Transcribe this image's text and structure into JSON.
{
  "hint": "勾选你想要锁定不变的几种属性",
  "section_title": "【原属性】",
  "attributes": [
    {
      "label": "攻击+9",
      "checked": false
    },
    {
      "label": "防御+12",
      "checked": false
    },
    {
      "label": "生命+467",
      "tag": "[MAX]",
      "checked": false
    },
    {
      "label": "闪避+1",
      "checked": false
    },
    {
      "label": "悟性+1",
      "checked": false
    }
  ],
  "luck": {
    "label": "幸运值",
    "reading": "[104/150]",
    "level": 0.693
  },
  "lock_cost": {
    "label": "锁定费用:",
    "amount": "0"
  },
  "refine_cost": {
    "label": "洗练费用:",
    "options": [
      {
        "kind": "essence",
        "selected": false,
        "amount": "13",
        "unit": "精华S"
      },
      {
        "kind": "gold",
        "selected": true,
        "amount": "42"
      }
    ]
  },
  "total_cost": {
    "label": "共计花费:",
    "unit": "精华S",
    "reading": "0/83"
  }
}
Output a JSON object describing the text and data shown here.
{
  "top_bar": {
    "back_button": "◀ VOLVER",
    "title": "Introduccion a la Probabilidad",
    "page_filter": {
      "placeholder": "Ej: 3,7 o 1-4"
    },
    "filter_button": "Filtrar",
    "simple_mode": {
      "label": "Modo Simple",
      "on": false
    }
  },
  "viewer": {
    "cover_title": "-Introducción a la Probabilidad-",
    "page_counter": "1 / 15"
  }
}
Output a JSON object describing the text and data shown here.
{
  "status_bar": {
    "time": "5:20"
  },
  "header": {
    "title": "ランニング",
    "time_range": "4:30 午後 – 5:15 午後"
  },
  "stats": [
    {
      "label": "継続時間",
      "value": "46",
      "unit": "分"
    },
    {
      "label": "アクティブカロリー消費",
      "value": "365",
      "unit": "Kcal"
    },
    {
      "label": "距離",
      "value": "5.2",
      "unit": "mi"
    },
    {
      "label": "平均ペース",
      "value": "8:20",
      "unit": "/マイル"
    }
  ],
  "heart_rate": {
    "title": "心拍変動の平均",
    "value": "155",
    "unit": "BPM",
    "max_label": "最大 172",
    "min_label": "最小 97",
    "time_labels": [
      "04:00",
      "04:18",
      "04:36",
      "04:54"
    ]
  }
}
┄┄┄┄┄┄
### Work instructions
Identify which lines contain the word "unit" and copy each one.

### Output for this task
        "unit": "精华S"
    "unit": "精华S",
      "unit": "分"
      "unit": "Kcal"
      "unit": "mi"
      "unit": "/マイル"
    "unit": "BPM",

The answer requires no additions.